→ Requirement a: According to the Salvinia cucullata thread, what did dw1305 actually receive after buying the plant from an auction site?

--- start of Selected text ---

# Salvinia Cucullata



## jameson_uk (15 Apr 2019)

Came across some images of this floater in someone's tank (from US I think) and looked quite interesting.

Anyone have any experience if it and/or has seen it on sale?


----------



## Natasha (15 Apr 2019)

I haven't shopped with these folks, nor do I have experience with the plant -  but it is available on ebay -

https://www.ebay.co.uk/itm/Floating...671372?hash=item1ee34fb80c:g:0OoAAOSwNRdX9R4R


----------



## jameson_uk (15 Apr 2019)

Natasha said:


> I haven't shopped with these folks, nor do I have experience with the plant -  but it is available on ebay -
> 
> https://www.ebay.co.uk/itm/Floating...671372?hash=item1ee34fb80c:g:0OoAAOSwNRdX9R4R


I did see some on eBay and Amazon Marketplace but they generally seemed to have pretty poor reviews.   Can't seem to find much experience of this plant but at that price I might take a punt....


----------



## dw1305 (15 Apr 2019)

Hi all, 





jameson_uk said:


> Anyone have any experience if it and/or has seen it on sale?


A few years ago I bought some (from a well known auction site), but when it arrived it was _Salvinia_ "auriculata group". I don't think it makes any difference in growth, but I already had (and still have) plenty of _Salvinia_ auriculata.

Have a look at <"ID for Salvinia ...."> and linked threads.

cheers Darrel


----------



## jameson_uk (16 Apr 2019)

dw1305 said:


> Hi all, A few years ago I bought some (from a well known auction site), but when it arrived it was _Salvinia_ "auriculata group". I don't think it makes any difference in growth, but I already had (and still have) plenty of _Salvinia_ auriculata.
> 
> Have a look at <"ID for Salvinia ...."> and linked threads.
> 
> cheers Darrel


 Not sure why that thread didn't come up when searching ....

I had some Salvinia Natans in my tank a while ago and that did really well.  It seemed to cope better with the moisture from the lid and flow compared to my frogbit but it was a but small for my liking and I ended up taking it out.   

Still trying to work out a balance of flow and floaters as with a spray bar along the back wall I end up with floaters squished up against the front glass.

--- end of Selected text ---

→ Requirement b: Please rewrite the records from their first line through the line containing "bar bbox=[1067, 1732, 1143, 1975]", swapping "panel-label" for "subplot-label" and changing nothing else.

--- start of Material for the task ---

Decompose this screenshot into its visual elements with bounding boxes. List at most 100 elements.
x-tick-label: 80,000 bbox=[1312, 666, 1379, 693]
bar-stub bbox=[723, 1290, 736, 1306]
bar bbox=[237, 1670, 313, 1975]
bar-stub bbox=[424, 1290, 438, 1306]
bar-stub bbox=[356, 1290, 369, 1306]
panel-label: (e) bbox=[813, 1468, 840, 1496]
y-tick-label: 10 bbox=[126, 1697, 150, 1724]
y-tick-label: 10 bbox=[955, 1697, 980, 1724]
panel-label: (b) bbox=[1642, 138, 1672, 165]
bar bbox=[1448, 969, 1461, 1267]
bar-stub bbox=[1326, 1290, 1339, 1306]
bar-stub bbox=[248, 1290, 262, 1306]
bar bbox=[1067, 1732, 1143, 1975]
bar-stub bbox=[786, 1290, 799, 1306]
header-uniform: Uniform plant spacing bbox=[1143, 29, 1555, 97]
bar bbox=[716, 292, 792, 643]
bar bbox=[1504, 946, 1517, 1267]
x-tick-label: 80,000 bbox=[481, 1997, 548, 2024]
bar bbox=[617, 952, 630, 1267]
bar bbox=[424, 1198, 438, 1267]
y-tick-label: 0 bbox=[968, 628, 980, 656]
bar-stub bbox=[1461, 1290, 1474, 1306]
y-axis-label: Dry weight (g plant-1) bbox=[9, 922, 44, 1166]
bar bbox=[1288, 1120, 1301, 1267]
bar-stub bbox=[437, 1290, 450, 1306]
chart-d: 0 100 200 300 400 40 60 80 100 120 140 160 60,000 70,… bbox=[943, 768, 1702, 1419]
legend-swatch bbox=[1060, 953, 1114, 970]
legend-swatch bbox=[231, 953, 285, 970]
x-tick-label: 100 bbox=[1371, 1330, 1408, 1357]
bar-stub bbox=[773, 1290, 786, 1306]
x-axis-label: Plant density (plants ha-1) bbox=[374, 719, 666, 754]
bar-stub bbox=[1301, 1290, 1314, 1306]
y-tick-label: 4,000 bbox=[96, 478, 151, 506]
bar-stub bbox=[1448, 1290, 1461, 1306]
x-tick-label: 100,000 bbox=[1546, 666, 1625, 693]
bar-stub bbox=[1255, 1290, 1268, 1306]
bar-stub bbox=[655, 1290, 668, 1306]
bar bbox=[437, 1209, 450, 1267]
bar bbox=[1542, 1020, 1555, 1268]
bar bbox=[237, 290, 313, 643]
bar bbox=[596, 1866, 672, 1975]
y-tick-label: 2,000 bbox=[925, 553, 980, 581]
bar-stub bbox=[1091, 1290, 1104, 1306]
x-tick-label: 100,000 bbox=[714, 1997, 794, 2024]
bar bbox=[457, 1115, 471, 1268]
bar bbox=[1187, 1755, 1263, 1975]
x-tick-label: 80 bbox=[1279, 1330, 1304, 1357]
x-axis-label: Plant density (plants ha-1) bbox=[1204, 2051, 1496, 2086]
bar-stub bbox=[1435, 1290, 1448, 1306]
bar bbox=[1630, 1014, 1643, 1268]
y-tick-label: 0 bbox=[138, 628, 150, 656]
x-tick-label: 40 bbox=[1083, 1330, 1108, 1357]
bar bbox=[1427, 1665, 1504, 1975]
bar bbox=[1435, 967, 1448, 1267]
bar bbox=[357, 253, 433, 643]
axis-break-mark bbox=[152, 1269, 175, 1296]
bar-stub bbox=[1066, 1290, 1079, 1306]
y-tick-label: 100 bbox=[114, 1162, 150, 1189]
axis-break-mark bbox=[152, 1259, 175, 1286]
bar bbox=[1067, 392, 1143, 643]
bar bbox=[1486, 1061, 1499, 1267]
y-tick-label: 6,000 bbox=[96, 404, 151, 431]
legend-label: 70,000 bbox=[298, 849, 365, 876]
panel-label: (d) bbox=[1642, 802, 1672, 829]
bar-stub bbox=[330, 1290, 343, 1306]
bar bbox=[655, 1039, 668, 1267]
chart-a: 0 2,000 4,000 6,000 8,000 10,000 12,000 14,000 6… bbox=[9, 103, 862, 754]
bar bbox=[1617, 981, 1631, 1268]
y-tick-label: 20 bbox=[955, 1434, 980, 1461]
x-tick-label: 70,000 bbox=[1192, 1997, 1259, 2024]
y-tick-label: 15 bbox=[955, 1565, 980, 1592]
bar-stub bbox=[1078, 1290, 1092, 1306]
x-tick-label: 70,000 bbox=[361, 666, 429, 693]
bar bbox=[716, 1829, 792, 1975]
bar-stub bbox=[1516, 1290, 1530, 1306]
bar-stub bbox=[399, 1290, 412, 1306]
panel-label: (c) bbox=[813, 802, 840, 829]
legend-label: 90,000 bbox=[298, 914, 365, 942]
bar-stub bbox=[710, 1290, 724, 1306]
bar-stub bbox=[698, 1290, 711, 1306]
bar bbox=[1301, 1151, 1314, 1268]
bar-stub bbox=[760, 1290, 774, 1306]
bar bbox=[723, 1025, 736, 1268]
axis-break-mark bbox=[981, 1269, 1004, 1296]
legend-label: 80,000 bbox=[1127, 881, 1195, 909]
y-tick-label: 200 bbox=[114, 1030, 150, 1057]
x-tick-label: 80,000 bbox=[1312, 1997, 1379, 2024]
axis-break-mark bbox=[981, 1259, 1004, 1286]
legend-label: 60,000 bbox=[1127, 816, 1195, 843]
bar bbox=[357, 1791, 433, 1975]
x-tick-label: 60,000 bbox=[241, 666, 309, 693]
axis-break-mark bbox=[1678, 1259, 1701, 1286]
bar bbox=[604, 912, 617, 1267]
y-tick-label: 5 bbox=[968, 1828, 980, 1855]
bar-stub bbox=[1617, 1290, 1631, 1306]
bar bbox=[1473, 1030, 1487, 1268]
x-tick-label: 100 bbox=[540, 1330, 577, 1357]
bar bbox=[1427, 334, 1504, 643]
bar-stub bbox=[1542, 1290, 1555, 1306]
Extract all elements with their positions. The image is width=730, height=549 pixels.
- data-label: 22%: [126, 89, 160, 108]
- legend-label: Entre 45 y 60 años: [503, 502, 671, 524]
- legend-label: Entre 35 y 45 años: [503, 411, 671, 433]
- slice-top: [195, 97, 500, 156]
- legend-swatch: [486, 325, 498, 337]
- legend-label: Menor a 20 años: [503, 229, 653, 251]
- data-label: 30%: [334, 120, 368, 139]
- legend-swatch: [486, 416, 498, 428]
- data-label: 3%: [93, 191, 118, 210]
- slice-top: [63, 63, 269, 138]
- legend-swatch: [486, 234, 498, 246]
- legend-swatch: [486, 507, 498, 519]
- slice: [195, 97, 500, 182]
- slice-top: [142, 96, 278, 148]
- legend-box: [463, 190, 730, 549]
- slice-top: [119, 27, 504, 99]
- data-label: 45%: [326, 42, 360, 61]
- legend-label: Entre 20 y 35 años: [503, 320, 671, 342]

--- end of Material for the task ---

→ Answer a: Salvinia "auriculata group"

→ Answer b:
Decompose this screenshot into its visual elements with bounding boxes. List at most 100 elements.
x-tick-label: 80,000 bbox=[1312, 666, 1379, 693]
bar-stub bbox=[723, 1290, 736, 1306]
bar bbox=[237, 1670, 313, 1975]
bar-stub bbox=[424, 1290, 438, 1306]
bar-stub bbox=[356, 1290, 369, 1306]
subplot-label: (e) bbox=[813, 1468, 840, 1496]
y-tick-label: 10 bbox=[126, 1697, 150, 1724]
y-tick-label: 10 bbox=[955, 1697, 980, 1724]
subplot-label: (b) bbox=[1642, 138, 1672, 165]
bar bbox=[1448, 969, 1461, 1267]
bar-stub bbox=[1326, 1290, 1339, 1306]
bar-stub bbox=[248, 1290, 262, 1306]
bar bbox=[1067, 1732, 1143, 1975]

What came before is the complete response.